TASK TO CARRY OUT: Can you reproduce the material below line for line, leaving every character unchanged?

++++++++++

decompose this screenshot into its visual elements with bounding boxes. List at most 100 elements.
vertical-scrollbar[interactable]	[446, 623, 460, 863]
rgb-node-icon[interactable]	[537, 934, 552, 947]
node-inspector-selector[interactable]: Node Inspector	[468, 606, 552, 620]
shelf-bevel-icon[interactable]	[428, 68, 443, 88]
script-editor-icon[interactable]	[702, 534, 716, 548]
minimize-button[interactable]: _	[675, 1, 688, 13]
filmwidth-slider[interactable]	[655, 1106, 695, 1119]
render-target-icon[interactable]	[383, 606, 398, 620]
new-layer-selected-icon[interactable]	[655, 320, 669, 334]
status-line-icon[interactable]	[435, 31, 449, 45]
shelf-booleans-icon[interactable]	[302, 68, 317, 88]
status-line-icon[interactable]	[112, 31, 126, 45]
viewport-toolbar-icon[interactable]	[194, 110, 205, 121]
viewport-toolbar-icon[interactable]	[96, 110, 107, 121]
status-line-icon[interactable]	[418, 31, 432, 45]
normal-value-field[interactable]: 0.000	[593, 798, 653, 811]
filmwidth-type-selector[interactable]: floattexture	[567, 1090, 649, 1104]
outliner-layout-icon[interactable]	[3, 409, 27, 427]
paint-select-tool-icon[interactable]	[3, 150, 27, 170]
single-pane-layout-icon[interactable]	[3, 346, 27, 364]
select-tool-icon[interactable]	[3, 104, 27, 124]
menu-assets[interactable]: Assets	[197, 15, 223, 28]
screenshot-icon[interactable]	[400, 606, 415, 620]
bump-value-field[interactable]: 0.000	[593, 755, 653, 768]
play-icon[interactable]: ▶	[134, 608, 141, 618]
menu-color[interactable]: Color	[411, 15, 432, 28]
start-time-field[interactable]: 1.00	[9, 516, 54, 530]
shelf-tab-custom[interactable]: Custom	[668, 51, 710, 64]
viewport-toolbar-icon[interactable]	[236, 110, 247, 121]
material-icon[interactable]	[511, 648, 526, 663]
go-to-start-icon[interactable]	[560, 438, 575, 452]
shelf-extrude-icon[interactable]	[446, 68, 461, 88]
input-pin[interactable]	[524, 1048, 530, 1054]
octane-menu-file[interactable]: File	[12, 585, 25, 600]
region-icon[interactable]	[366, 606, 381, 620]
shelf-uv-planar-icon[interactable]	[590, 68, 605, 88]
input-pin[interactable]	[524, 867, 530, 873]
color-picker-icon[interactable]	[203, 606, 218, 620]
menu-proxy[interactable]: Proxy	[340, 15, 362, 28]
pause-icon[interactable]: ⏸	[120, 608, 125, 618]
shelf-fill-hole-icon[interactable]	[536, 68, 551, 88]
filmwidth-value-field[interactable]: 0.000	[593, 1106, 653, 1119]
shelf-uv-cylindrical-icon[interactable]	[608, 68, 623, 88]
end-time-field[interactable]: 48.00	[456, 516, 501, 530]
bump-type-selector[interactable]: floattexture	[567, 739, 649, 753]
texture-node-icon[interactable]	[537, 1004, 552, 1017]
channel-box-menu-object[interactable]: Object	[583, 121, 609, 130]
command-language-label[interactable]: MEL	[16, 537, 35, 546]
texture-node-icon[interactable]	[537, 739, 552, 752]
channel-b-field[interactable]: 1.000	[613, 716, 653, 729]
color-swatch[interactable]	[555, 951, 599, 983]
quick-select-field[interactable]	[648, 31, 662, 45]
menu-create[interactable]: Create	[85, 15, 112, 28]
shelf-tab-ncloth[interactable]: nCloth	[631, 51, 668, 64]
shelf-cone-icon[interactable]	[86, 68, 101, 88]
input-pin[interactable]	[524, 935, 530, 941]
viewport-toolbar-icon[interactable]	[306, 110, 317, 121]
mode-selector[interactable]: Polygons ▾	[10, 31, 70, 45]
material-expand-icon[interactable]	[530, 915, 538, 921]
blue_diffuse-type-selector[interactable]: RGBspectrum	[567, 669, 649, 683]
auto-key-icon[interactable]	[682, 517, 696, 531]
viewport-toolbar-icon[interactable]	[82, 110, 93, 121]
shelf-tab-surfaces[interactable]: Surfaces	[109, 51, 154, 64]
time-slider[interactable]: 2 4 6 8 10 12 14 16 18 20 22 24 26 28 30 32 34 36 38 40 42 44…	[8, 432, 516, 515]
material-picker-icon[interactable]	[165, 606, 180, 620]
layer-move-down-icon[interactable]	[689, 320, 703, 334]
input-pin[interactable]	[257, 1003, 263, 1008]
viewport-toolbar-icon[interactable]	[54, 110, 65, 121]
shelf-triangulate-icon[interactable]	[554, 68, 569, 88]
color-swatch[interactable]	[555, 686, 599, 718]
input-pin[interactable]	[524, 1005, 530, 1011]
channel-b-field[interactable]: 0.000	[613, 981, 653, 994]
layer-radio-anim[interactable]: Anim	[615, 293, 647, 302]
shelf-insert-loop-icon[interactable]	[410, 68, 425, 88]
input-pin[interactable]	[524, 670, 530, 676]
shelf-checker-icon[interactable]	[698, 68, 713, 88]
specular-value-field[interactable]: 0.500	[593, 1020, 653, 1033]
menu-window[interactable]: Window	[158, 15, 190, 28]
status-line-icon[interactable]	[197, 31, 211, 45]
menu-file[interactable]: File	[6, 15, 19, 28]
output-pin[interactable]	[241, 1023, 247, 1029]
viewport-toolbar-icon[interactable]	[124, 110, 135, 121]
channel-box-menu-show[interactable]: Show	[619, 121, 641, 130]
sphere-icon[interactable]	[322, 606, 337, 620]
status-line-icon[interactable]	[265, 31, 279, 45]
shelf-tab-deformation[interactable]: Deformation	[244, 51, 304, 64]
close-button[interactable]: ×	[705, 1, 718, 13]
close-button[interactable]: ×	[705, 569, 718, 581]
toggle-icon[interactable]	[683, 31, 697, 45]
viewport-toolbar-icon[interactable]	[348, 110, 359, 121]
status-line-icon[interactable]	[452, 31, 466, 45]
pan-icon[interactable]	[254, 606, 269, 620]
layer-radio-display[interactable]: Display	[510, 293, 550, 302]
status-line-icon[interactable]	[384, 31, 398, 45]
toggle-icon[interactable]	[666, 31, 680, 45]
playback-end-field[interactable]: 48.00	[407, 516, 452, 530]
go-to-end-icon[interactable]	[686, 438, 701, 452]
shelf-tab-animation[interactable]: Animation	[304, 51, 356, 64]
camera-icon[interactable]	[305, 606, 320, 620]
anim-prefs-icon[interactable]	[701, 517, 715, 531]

++++++++++

RESULT OF THIS TASK:
decompose this screenshot into its visual elements with bounding boxes. List at most 100 elements.
vertical-scrollbar[interactable]	[446, 623, 460, 863]
rgb-node-icon[interactable]	[537, 934, 552, 947]
node-inspector-selector[interactable]: Node Inspector	[468, 606, 552, 620]
shelf-bevel-icon[interactable]	[428, 68, 443, 88]
script-editor-icon[interactable]	[702, 534, 716, 548]
minimize-button[interactable]: _	[675, 1, 688, 13]
filmwidth-slider[interactable]	[655, 1106, 695, 1119]
render-target-icon[interactable]	[383, 606, 398, 620]
new-layer-selected-icon[interactable]	[655, 320, 669, 334]
status-line-icon[interactable]	[435, 31, 449, 45]
shelf-booleans-icon[interactable]	[302, 68, 317, 88]
status-line-icon[interactable]	[112, 31, 126, 45]
viewport-toolbar-icon[interactable]	[194, 110, 205, 121]
viewport-toolbar-icon[interactable]	[96, 110, 107, 121]
status-line-icon[interactable]	[418, 31, 432, 45]
normal-value-field[interactable]: 0.000	[593, 798, 653, 811]
filmwidth-type-selector[interactable]: floattexture	[567, 1090, 649, 1104]
outliner-layout-icon[interactable]	[3, 409, 27, 427]
paint-select-tool-icon[interactable]	[3, 150, 27, 170]
single-pane-layout-icon[interactable]	[3, 346, 27, 364]
select-tool-icon[interactable]	[3, 104, 27, 124]
menu-assets[interactable]: Assets	[197, 15, 223, 28]
screenshot-icon[interactable]	[400, 606, 415, 620]
bump-value-field[interactable]: 0.000	[593, 755, 653, 768]
play-icon[interactable]: ▶	[134, 608, 141, 618]
menu-color[interactable]: Color	[411, 15, 432, 28]
start-time-field[interactable]: 1.00	[9, 516, 54, 530]
shelf-tab-custom[interactable]: Custom	[668, 51, 710, 64]
viewport-toolbar-icon[interactable]	[236, 110, 247, 121]
material-icon[interactable]	[511, 648, 526, 663]
go-to-start-icon[interactable]	[560, 438, 575, 452]
shelf-extrude-icon[interactable]	[446, 68, 461, 88]
input-pin[interactable]	[524, 1048, 530, 1054]
octane-menu-file[interactable]: File	[12, 585, 25, 600]
region-icon[interactable]	[366, 606, 381, 620]
shelf-uv-planar-icon[interactable]	[590, 68, 605, 88]
input-pin[interactable]	[524, 867, 530, 873]
color-picker-icon[interactable]	[203, 606, 218, 620]
menu-proxy[interactable]: Proxy	[340, 15, 362, 28]
pause-icon[interactable]: ⏸	[120, 608, 125, 618]
shelf-fill-hole-icon[interactable]	[536, 68, 551, 88]
filmwidth-value-field[interactable]: 0.000	[593, 1106, 653, 1119]
shelf-uv-cylindrical-icon[interactable]	[608, 68, 623, 88]
end-time-field[interactable]: 48.00	[456, 516, 501, 530]
bump-type-selector[interactable]: floattexture	[567, 739, 649, 753]
texture-node-icon[interactable]	[537, 1004, 552, 1017]
channel-box-menu-object[interactable]: Object	[583, 121, 609, 130]
command-language-label[interactable]: MEL	[16, 537, 35, 546]
texture-node-icon[interactable]	[537, 739, 552, 752]
channel-b-field[interactable]: 1.000	[613, 716, 653, 729]
color-swatch[interactable]	[555, 951, 599, 983]
quick-select-field[interactable]	[648, 31, 662, 45]
menu-create[interactable]: Create	[85, 15, 112, 28]
shelf-tab-ncloth[interactable]: nCloth	[631, 51, 668, 64]
shelf-cone-icon[interactable]	[86, 68, 101, 88]
input-pin[interactable]	[524, 935, 530, 941]
viewport-toolbar-icon[interactable]	[306, 110, 317, 121]
mode-selector[interactable]: Polygons ▾	[10, 31, 70, 45]
material-expand-icon[interactable]	[530, 915, 538, 921]
blue_diffuse-type-selector[interactable]: RGBspectrum	[567, 669, 649, 683]
auto-key-icon[interactable]	[682, 517, 696, 531]
viewport-toolbar-icon[interactable]	[82, 110, 93, 121]
shelf-tab-surfaces[interactable]: Surfaces	[109, 51, 154, 64]
time-slider[interactable]: 2 4 6 8 10 12 14 16 18 20 22 24 26 28 30 32 34 36 38 40 42 44…	[8, 432, 516, 515]
material-picker-icon[interactable]	[165, 606, 180, 620]
layer-move-down-icon[interactable]	[689, 320, 703, 334]
input-pin[interactable]	[257, 1003, 263, 1008]
viewport-toolbar-icon[interactable]	[54, 110, 65, 121]
shelf-triangulate-icon[interactable]	[554, 68, 569, 88]
color-swatch[interactable]	[555, 686, 599, 718]
input-pin[interactable]	[524, 1005, 530, 1011]
channel-b-field[interactable]: 0.000	[613, 981, 653, 994]
layer-radio-anim[interactable]: Anim	[615, 293, 647, 302]
shelf-insert-loop-icon[interactable]	[410, 68, 425, 88]
input-pin[interactable]	[524, 670, 530, 676]
shelf-checker-icon[interactable]	[698, 68, 713, 88]
specular-value-field[interactable]: 0.500	[593, 1020, 653, 1033]
menu-window[interactable]: Window	[158, 15, 190, 28]
status-line-icon[interactable]	[197, 31, 211, 45]
menu-file[interactable]: File	[6, 15, 19, 28]
output-pin[interactable]	[241, 1023, 247, 1029]
viewport-toolbar-icon[interactable]	[124, 110, 135, 121]
channel-box-menu-show[interactable]: Show	[619, 121, 641, 130]
sphere-icon[interactable]	[322, 606, 337, 620]
status-line-icon[interactable]	[265, 31, 279, 45]
shelf-tab-deformation[interactable]: Deformation	[244, 51, 304, 64]
close-button[interactable]: ×	[705, 1, 718, 13]
close-button[interactable]: ×	[705, 569, 718, 581]
toggle-icon[interactable]	[683, 31, 697, 45]
viewport-toolbar-icon[interactable]	[348, 110, 359, 121]
status-line-icon[interactable]	[452, 31, 466, 45]
pan-icon[interactable]	[254, 606, 269, 620]
layer-radio-display[interactable]: Display	[510, 293, 550, 302]
status-line-icon[interactable]	[384, 31, 398, 45]
toggle-icon[interactable]	[666, 31, 680, 45]
playback-end-field[interactable]: 48.00	[407, 516, 452, 530]
go-to-end-icon[interactable]	[686, 438, 701, 452]
shelf-tab-animation[interactable]: Animation	[304, 51, 356, 64]
camera-icon[interactable]	[305, 606, 320, 620]
anim-prefs-icon[interactable]	[701, 517, 715, 531]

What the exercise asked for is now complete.